■ OBJECTIVE: Each line below should be quoted exactly, please.

■ SUPPLIED DATA:
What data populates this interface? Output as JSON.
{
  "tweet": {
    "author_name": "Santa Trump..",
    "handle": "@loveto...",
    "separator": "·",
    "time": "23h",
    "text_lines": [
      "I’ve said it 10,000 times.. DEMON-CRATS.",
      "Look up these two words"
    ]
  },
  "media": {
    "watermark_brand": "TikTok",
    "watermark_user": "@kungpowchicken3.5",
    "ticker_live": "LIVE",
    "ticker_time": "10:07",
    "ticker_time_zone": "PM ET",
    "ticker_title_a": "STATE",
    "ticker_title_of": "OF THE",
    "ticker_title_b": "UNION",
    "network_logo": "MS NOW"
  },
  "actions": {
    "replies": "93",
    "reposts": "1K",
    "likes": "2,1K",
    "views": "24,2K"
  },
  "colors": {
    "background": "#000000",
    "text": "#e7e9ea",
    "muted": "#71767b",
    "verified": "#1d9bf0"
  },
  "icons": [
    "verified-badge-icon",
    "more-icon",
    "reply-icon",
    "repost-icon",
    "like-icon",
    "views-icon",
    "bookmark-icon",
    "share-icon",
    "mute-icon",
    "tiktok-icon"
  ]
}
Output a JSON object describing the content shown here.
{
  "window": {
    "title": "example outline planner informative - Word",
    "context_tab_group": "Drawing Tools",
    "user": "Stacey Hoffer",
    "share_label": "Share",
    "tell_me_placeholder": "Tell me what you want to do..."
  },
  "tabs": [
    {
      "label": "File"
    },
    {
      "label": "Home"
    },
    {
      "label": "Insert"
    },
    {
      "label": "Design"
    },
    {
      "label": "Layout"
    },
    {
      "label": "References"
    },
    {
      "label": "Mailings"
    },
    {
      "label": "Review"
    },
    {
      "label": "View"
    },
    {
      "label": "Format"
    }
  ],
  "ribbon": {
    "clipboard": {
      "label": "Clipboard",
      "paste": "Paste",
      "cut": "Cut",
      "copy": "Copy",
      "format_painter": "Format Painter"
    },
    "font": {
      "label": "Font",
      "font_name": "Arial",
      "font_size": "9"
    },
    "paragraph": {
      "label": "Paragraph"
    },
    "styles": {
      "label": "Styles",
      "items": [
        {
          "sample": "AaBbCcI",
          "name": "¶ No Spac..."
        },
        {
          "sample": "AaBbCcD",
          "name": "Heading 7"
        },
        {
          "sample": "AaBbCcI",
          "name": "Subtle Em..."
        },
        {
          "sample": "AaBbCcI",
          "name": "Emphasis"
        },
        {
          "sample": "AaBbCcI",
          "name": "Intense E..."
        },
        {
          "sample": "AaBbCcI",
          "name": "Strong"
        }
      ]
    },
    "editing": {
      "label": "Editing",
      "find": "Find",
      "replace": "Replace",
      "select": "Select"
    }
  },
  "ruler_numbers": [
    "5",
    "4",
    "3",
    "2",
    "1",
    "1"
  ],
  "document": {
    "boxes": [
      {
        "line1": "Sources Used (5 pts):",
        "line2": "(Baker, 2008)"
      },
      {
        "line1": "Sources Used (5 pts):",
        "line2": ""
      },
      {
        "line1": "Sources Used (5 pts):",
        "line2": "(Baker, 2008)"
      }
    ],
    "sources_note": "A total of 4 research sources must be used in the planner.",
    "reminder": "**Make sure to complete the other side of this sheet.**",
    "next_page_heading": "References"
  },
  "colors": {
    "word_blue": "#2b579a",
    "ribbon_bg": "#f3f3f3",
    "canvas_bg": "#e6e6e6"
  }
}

■ SOLUTION TO THIS EXERCISE:
What data populates this interface? Output as JSON.
{
  "tweet": {
    "author_name": "Santa Trump..",
    "handle": "@loveto...",
    "separator": "·",
    "time": "23h",
    "text_lines": [
      "I’ve said it 10,000 times.. DEMON-CRATS.",
      "Look up these two words"
    ]
  },
  "media": {
    "watermark_brand": "TikTok",
    "watermark_user": "@kungpowchicken3.5",
    "ticker_live": "LIVE",
    "ticker_time": "10:07",
    "ticker_time_zone": "PM ET",
    "ticker_title_a": "STATE",
    "ticker_title_of": "OF THE",
    "ticker_title_b": "UNION",
    "network_logo": "MS NOW"
  },
  "actions": {
    "replies": "93",
    "reposts": "1K",
    "likes": "2,1K",
    "views": "24,2K"
  },
  "colors": {
    "background": "#000000",
    "text": "#e7e9ea",
    "muted": "#71767b",
    "verified": "#1d9bf0"
  },
  "icons": [
    "verified-badge-icon",
    "more-icon",
    "reply-icon",
    "repost-icon",
    "like-icon",
    "views-icon",
    "bookmark-icon",
    "share-icon",
    "mute-icon",
    "tiktok-icon"
  ]
}
Output a JSON object describing the content shown here.
{
  "window": {
    "title": "example outline planner informative - Word",
    "context_tab_group": "Drawing Tools",
    "user": "Stacey Hoffer",
    "share_label": "Share",
    "tell_me_placeholder": "Tell me what you want to do..."
  },
  "tabs": [
    {
      "label": "File"
    },
    {
      "label": "Home"
    },
    {
      "label": "Insert"
    },
    {
      "label": "Design"
    },
    {
      "label": "Layout"
    },
    {
      "label": "References"
    },
    {
      "label": "Mailings"
    },
    {
      "label": "Review"
    },
    {
      "label": "View"
    },
    {
      "label": "Format"
    }
  ],
  "ribbon": {
    "clipboard": {
      "label": "Clipboard",
      "paste": "Paste",
      "cut": "Cut",
      "copy": "Copy",
      "format_painter": "Format Painter"
    },
    "font": {
      "label": "Font",
      "font_name": "Arial",
      "font_size": "9"
    },
    "paragraph": {
      "label": "Paragraph"
    },
    "styles": {
      "label": "Styles",
      "items": [
        {
          "sample": "AaBbCcI",
          "name": "¶ No Spac..."
        },
        {
          "sample": "AaBbCcD",
          "name": "Heading 7"
        },
        {
          "sample": "AaBbCcI",
          "name": "Subtle Em..."
        },
        {
          "sample": "AaBbCcI",
          "name": "Emphasis"
        },
        {
          "sample": "AaBbCcI",
          "name": "Intense E..."
        },
        {
          "sample": "AaBbCcI",
          "name": "Strong"
        }
      ]
    },
    "editing": {
      "label": "Editing",
      "find": "Find",
      "replace": "Replace",
      "select": "Select"
    }
  },
  "ruler_numbers": [
    "5",
    "4",
    "3",
    "2",
    "1",
    "1"
  ],
  "document": {
    "boxes": [
      {
        "line1": "Sources Used (5 pts):",
        "line2": "(Baker, 2008)"
      },
      {
        "line1": "Sources Used (5 pts):",
        "line2": ""
      },
      {
        "line1": "Sources Used (5 pts):",
        "line2": "(Baker, 2008)"
      }
    ],
    "sources_note": "A total of 4 research sources must be used in the planner.",
    "reminder": "**Make sure to complete the other side of this sheet.**",
    "next_page_heading": "References"
  },
  "colors": {
    "word_blue": "#2b579a",
    "ribbon_bg": "#f3f3f3",
    "canvas_bg": "#e6e6e6"
  }
}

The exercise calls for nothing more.